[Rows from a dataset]
☆ ☆ ☆ ☆ ☆ ☆ ☆
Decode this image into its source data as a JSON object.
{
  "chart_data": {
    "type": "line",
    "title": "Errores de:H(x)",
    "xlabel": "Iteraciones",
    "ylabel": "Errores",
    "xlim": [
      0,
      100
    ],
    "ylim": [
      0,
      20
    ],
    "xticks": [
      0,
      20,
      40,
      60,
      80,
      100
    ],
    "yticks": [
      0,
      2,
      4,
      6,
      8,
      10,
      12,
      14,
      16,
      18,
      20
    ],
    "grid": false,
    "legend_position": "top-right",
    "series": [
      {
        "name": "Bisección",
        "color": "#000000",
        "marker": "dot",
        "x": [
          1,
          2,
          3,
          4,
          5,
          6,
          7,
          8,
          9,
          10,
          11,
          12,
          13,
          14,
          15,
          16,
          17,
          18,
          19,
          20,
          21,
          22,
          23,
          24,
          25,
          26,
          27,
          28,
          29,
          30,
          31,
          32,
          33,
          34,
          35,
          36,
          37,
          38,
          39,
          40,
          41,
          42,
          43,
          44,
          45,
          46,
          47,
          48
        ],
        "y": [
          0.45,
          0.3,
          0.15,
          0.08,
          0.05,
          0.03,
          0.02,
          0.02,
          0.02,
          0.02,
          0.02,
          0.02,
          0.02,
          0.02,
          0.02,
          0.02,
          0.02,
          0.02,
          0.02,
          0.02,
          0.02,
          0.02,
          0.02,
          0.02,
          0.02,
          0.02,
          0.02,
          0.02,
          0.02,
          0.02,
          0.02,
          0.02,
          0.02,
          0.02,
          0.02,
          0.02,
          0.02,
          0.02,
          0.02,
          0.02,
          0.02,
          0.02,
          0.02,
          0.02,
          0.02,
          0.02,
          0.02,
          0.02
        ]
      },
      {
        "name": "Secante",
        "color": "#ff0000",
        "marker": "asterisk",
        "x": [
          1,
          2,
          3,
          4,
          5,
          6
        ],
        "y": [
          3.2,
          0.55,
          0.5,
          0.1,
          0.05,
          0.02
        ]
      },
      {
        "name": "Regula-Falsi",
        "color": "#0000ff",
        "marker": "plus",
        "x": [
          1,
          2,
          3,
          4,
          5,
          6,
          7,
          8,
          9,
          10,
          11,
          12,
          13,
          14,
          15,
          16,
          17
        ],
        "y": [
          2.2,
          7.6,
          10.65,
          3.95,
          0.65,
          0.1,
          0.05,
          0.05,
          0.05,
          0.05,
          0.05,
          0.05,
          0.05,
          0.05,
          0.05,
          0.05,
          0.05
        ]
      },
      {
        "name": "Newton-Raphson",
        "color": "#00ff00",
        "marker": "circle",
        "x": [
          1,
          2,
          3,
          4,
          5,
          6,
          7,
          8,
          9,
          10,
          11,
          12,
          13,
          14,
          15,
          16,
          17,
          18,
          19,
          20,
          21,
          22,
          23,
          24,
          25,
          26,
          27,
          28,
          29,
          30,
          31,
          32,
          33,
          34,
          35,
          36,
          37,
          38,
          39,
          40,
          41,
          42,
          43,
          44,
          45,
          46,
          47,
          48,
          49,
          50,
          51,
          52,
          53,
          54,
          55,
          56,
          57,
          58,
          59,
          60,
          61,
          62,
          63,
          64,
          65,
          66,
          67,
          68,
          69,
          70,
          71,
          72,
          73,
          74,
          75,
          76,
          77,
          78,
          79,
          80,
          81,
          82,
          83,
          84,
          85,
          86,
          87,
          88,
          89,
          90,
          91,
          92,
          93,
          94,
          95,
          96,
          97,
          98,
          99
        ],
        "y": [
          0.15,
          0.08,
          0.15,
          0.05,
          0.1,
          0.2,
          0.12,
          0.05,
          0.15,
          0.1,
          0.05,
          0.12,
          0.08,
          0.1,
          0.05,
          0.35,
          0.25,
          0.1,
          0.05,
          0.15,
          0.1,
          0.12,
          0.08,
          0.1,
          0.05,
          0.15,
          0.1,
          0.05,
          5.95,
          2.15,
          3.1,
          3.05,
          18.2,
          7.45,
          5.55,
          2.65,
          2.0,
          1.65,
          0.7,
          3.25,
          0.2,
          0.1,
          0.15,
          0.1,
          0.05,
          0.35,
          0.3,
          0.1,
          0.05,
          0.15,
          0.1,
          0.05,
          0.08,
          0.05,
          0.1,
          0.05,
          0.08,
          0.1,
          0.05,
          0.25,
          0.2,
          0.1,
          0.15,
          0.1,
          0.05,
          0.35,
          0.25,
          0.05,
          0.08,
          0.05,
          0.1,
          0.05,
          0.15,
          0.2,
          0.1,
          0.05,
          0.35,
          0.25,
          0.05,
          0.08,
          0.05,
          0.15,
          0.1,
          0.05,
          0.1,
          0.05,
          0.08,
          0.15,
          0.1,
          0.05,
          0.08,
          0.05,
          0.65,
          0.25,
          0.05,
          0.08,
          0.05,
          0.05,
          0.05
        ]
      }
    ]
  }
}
☆ ☆ ☆ ☆ ☆ ☆ ☆
Exercise prompt: Retype all the records, matching them exactly.

Response below:
Decode this image into its source data as a JSON object.
{
  "chart_data": {
    "type": "line",
    "title": "Errores de:H(x)",
    "xlabel": "Iteraciones",
    "ylabel": "Errores",
    "xlim": [
      0,
      100
    ],
    "ylim": [
      0,
      20
    ],
    "xticks": [
      0,
      20,
      40,
      60,
      80,
      100
    ],
    "yticks": [
      0,
      2,
      4,
      6,
      8,
      10,
      12,
      14,
      16,
      18,
      20
    ],
    "grid": false,
    "legend_position": "top-right",
    "series": [
      {
        "name": "Bisección",
        "color": "#000000",
        "marker": "dot",
        "x": [
          1,
          2,
          3,
          4,
          5,
          6,
          7,
          8,
          9,
          10,
          11,
          12,
          13,
          14,
          15,
          16,
          17,
          18,
          19,
          20,
          21,
          22,
          23,
          24,
          25,
          26,
          27,
          28,
          29,
          30,
          31,
          32,
          33,
          34,
          35,
          36,
          37,
          38,
          39,
          40,
          41,
          42,
          43,
          44,
          45,
          46,
          47,
          48
        ],
        "y": [
          0.45,
          0.3,
          0.15,
          0.08,
          0.05,
          0.03,
          0.02,
          0.02,
          0.02,
          0.02,
          0.02,
          0.02,
          0.02,
          0.02,
          0.02,
          0.02,
          0.02,
          0.02,
          0.02,
          0.02,
          0.02,
          0.02,
          0.02,
          0.02,
          0.02,
          0.02,
          0.02,
          0.02,
          0.02,
          0.02,
          0.02,
          0.02,
          0.02,
          0.02,
          0.02,
          0.02,
          0.02,
          0.02,
          0.02,
          0.02,
          0.02,
          0.02,
          0.02,
          0.02,
          0.02,
          0.02,
          0.02,
          0.02
        ]
      },
      {
        "name": "Secante",
        "color": "#ff0000",
        "marker": "asterisk",
        "x": [
          1,
          2,
          3,
          4,
          5,
          6
        ],
        "y": [
          3.2,
          0.55,
          0.5,
          0.1,
          0.05,
          0.02
        ]
      },
      {
        "name": "Regula-Falsi",
        "color": "#0000ff",
        "marker": "plus",
        "x": [
          1,
          2,
          3,
          4,
          5,
          6,
          7,
          8,
          9,
          10,
          11,
          12,
          13,
          14,
          15,
          16,
          17
        ],
        "y": [
          2.2,
          7.6,
          10.65,
          3.95,
          0.65,
          0.1,
          0.05,
          0.05,
          0.05,
          0.05,
          0.05,
          0.05,
          0.05,
          0.05,
          0.05,
          0.05,
          0.05
        ]
      },
      {
        "name": "Newton-Raphson",
        "color": "#00ff00",
        "marker": "circle",
        "x": [
          1,
          2,
          3,
          4,
          5,
          6,
          7,
          8,
          9,
          10,
          11,
          12,
          13,
          14,
          15,
          16,
          17,
          18,
          19,
          20,
          21,
          22,
          23,
          24,
          25,
          26,
          27,
          28,
          29,
          30,
          31,
          32,
          33,
          34,
          35,
          36,
          37,
          38,
          39,
          40,
          41,
          42,
          43,
          44,
          45,
          46,
          47,
          48,
          49,
          50,
          51,
          52,
          53,
          54,
          55,
          56,
          57,
          58,
          59,
          60,
          61,
          62,
          63,
          64,
          65,
          66,
          67,
          68,
          69,
          70,
          71,
          72,
          73,
          74,
          75,
          76,
          77,
          78,
          79,
          80,
          81,
          82,
          83,
          84,
          85,
          86,
          87,
          88,
          89,
          90,
          91,
          92,
          93,
          94,
          95,
          96,
          97,
          98,
          99
        ],
        "y": [
          0.15,
          0.08,
          0.15,
          0.05,
          0.1,
          0.2,
          0.12,
          0.05,
          0.15,
          0.1,
          0.05,
          0.12,
          0.08,
          0.1,
          0.05,
          0.35,
          0.25,
          0.1,
          0.05,
          0.15,
          0.1,
          0.12,
          0.08,
          0.1,
          0.05,
          0.15,
          0.1,
          0.05,
          5.95,
          2.15,
          3.1,
          3.05,
          18.2,
          7.45,
          5.55,
          2.65,
          2.0,
          1.65,
          0.7,
          3.25,
          0.2,
          0.1,
          0.15,
          0.1,
          0.05,
          0.35,
          0.3,
          0.1,
          0.05,
          0.15,
          0.1,
          0.05,
          0.08,
          0.05,
          0.1,
          0.05,
          0.08,
          0.1,
          0.05,
          0.25,
          0.2,
          0.1,
          0.15,
          0.1,
          0.05,
          0.35,
          0.25,
          0.05,
          0.08,
          0.05,
          0.1,
          0.05,
          0.15,
          0.2,
          0.1,
          0.05,
          0.35,
          0.25,
          0.05,
          0.08,
          0.05,
          0.15,
          0.1,
          0.05,
          0.1,
          0.05,
          0.08,
          0.15,
          0.1,
          0.05,
          0.08,
          0.05,
          0.65,
          0.25,
          0.05,
          0.08,
          0.05,
          0.05,
          0.05
        ]
      }
    ]
  }
}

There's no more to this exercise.